### Job
Provide an exact copy of the data, excluding the images.

### Source material

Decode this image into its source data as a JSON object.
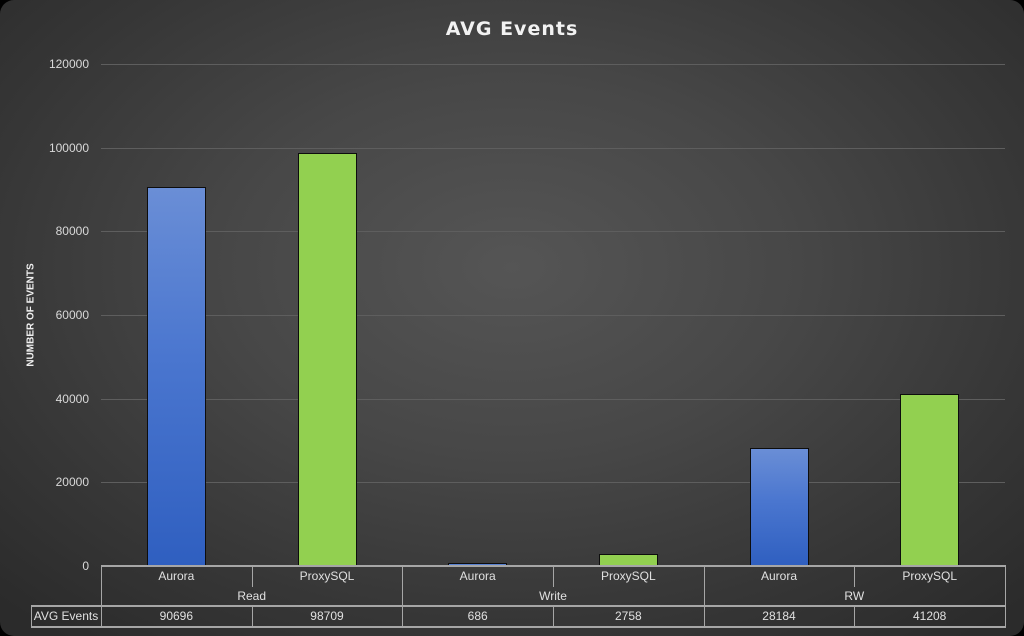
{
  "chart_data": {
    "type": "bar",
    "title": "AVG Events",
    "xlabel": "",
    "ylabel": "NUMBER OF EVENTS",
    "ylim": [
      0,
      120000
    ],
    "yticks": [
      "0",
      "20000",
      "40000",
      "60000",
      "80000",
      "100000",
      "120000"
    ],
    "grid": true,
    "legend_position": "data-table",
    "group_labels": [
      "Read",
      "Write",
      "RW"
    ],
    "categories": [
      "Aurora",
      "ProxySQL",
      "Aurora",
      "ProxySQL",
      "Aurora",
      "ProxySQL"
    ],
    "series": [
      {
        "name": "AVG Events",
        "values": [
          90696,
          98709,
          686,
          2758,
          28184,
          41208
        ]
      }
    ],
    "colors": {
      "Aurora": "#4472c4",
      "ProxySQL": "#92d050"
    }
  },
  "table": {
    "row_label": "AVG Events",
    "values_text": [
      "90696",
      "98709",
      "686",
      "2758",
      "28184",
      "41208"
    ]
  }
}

### Response below
Decode this image into its source data as a JSON object.
{
  "chart_data": {
    "type": "bar",
    "title": "AVG Events",
    "xlabel": "",
    "ylabel": "NUMBER OF EVENTS",
    "ylim": [
      0,
      120000
    ],
    "yticks": [
      "0",
      "20000",
      "40000",
      "60000",
      "80000",
      "100000",
      "120000"
    ],
    "grid": true,
    "legend_position": "data-table",
    "group_labels": [
      "Read",
      "Write",
      "RW"
    ],
    "categories": [
      "Aurora",
      "ProxySQL",
      "Aurora",
      "ProxySQL",
      "Aurora",
      "ProxySQL"
    ],
    "series": [
      {
        "name": "AVG Events",
        "values": [
          90696,
          98709,
          686,
          2758,
          28184,
          41208
        ]
      }
    ],
    "colors": {
      "Aurora": "#4472c4",
      "ProxySQL": "#92d050"
    }
  },
  "table": {
    "row_label": "AVG Events",
    "values_text": [
      "90696",
      "98709",
      "686",
      "2758",
      "28184",
      "41208"
    ]
  }
}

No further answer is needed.